====== Working data ======

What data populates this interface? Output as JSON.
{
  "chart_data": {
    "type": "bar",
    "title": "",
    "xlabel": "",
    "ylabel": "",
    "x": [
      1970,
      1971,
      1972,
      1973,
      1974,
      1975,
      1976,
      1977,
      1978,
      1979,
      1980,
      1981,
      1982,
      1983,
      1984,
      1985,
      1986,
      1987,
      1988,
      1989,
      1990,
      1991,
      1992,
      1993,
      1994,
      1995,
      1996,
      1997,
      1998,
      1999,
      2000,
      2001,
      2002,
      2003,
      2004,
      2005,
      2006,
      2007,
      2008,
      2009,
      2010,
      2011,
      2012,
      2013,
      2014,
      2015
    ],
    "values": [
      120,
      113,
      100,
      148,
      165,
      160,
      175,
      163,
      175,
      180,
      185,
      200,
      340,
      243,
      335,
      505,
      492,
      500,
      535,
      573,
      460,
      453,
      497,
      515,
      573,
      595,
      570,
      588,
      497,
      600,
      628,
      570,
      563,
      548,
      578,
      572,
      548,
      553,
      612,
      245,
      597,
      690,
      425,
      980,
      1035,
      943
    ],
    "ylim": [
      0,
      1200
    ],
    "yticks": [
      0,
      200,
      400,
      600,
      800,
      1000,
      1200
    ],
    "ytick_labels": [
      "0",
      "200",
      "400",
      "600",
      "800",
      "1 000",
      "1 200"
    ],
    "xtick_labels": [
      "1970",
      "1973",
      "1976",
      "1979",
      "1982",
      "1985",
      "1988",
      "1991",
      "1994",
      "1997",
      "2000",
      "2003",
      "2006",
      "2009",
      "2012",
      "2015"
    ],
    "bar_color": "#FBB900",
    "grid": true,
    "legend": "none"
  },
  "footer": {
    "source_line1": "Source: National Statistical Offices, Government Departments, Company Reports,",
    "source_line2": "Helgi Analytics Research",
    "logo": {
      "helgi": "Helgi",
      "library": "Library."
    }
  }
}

======

→ **What this task involves**
All of the entries above should be written out again exactly.

→ **Answer to this task**
What data populates this interface? Output as JSON.
{
  "chart_data": {
    "type": "bar",
    "title": "",
    "xlabel": "",
    "ylabel": "",
    "x": [
      1970,
      1971,
      1972,
      1973,
      1974,
      1975,
      1976,
      1977,
      1978,
      1979,
      1980,
      1981,
      1982,
      1983,
      1984,
      1985,
      1986,
      1987,
      1988,
      1989,
      1990,
      1991,
      1992,
      1993,
      1994,
      1995,
      1996,
      1997,
      1998,
      1999,
      2000,
      2001,
      2002,
      2003,
      2004,
      2005,
      2006,
      2007,
      2008,
      2009,
      2010,
      2011,
      2012,
      2013,
      2014,
      2015
    ],
    "values": [
      120,
      113,
      100,
      148,
      165,
      160,
      175,
      163,
      175,
      180,
      185,
      200,
      340,
      243,
      335,
      505,
      492,
      500,
      535,
      573,
      460,
      453,
      497,
      515,
      573,
      595,
      570,
      588,
      497,
      600,
      628,
      570,
      563,
      548,
      578,
      572,
      548,
      553,
      612,
      245,
      597,
      690,
      425,
      980,
      1035,
      943
    ],
    "ylim": [
      0,
      1200
    ],
    "yticks": [
      0,
      200,
      400,
      600,
      800,
      1000,
      1200
    ],
    "ytick_labels": [
      "0",
      "200",
      "400",
      "600",
      "800",
      "1 000",
      "1 200"
    ],
    "xtick_labels": [
      "1970",
      "1973",
      "1976",
      "1979",
      "1982",
      "1985",
      "1988",
      "1991",
      "1994",
      "1997",
      "2000",
      "2003",
      "2006",
      "2009",
      "2012",
      "2015"
    ],
    "bar_color": "#FBB900",
    "grid": true,
    "legend": "none"
  },
  "footer": {
    "source_line1": "Source: National Statistical Offices, Government Departments, Company Reports,",
    "source_line2": "Helgi Analytics Research",
    "logo": {
      "helgi": "Helgi",
      "library": "Library."
    }
  }
}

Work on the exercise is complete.